**Source records**
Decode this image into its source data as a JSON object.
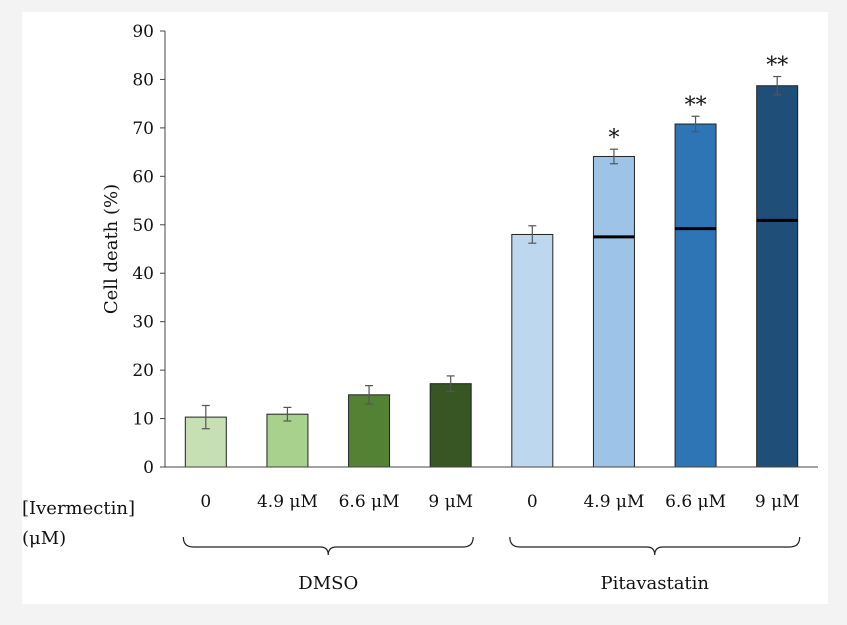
{
  "chart_data": {
    "type": "bar",
    "ylabel": "Cell death (%)",
    "ylim": [
      0,
      90
    ],
    "yticks": [
      0,
      10,
      20,
      30,
      40,
      50,
      60,
      70,
      80,
      90
    ],
    "row_label_line1": "[Ivermectin]",
    "row_label_line2": "(μM)",
    "categories": [
      "0",
      "4.9 μM",
      "6.6 μM",
      "9 μM",
      "0",
      "4.9 μM",
      "6.6 μM",
      "9 μM"
    ],
    "groups": [
      {
        "name": "DMSO",
        "indices": [
          0,
          1,
          2,
          3
        ]
      },
      {
        "name": "Pitavastatin",
        "indices": [
          4,
          5,
          6,
          7
        ]
      }
    ],
    "values": [
      10.3,
      10.9,
      14.9,
      17.2,
      48.0,
      64.1,
      70.8,
      78.7
    ],
    "errors": [
      2.4,
      1.4,
      1.9,
      1.6,
      1.8,
      1.5,
      1.6,
      1.9
    ],
    "expected_additive": [
      null,
      null,
      null,
      null,
      null,
      47.5,
      49.2,
      50.9
    ],
    "significance": [
      "",
      "",
      "",
      "",
      "",
      "*",
      "**",
      "**"
    ],
    "colors": [
      "#c6e0b4",
      "#a9d18e",
      "#548235",
      "#375623",
      "#bdd7ee",
      "#9dc3e6",
      "#2e75b6",
      "#1f4e79"
    ]
  }
}
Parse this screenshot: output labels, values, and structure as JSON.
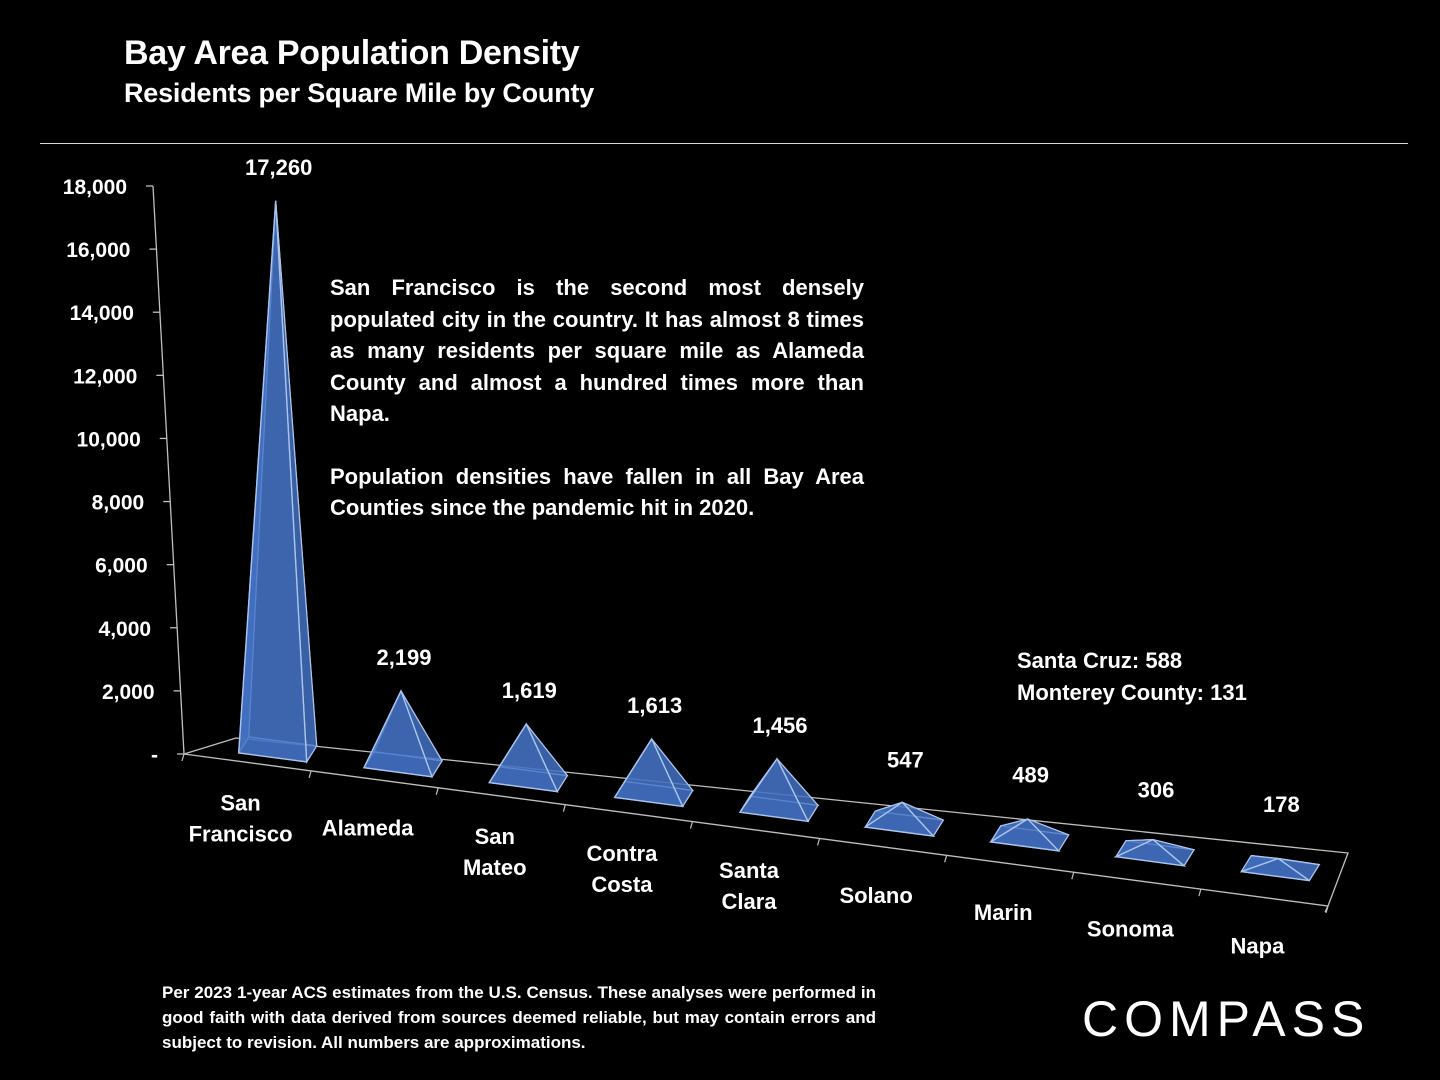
{
  "header": {
    "title": "Bay Area Population Density",
    "subtitle": "Residents per Square Mile by County"
  },
  "annotation": {
    "paragraph1": "San Francisco is the second most densely populated city in the country. It has almost 8 times as many residents per square mile as Alameda County and almost a hundred times more than Napa.",
    "paragraph2": "Population densities have fallen in all Bay Area Counties since the pandemic hit in 2020."
  },
  "extra_counties": {
    "line1": "Santa Cruz:  588",
    "line2": "Monterey County:  131"
  },
  "footnote": "Per 2023 1-year ACS estimates from the U.S. Census. These analyses were performed in good faith with data derived from sources deemed reliable, but may contain errors and subject to revision. All numbers are approximations.",
  "logo": {
    "text": "COMPASS"
  },
  "colors": {
    "pyramid_fill": "#4472c4",
    "pyramid_edge": "#a9c5ee",
    "axis": "#bfbfbf",
    "background": "#000000"
  },
  "chart_data": {
    "type": "bar",
    "bar_shape": "3d-pyramid",
    "title": "Bay Area Population Density",
    "subtitle": "Residents per Square Mile by County",
    "categories": [
      [
        "San",
        "Francisco"
      ],
      [
        "Alameda"
      ],
      [
        "San",
        "Mateo"
      ],
      [
        "Contra",
        "Costa"
      ],
      [
        "Santa",
        "Clara"
      ],
      [
        "Solano"
      ],
      [
        "Marin"
      ],
      [
        "Sonoma"
      ],
      [
        "Napa"
      ]
    ],
    "values": [
      17260,
      2199,
      1619,
      1613,
      1456,
      547,
      489,
      306,
      178
    ],
    "value_labels": [
      "17,260",
      "2,199",
      "1,619",
      "1,613",
      "1,456",
      "547",
      "489",
      "306",
      "178"
    ],
    "ylim": [
      0,
      18000
    ],
    "yticks": [
      0,
      2000,
      4000,
      6000,
      8000,
      10000,
      12000,
      14000,
      16000,
      18000
    ],
    "ytick_labels": [
      "-",
      "2,000",
      "4,000",
      "6,000",
      "8,000",
      "10,000",
      "12,000",
      "14,000",
      "16,000",
      "18,000"
    ],
    "grid": false,
    "legend": "none"
  }
}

**Do this**
From the records given above, copy all lines containing "subtitle".

**Result for this exercise**
    "subtitle": "Residents per Square Mile by County"
    "subtitle": "Residents per Square Mile by County",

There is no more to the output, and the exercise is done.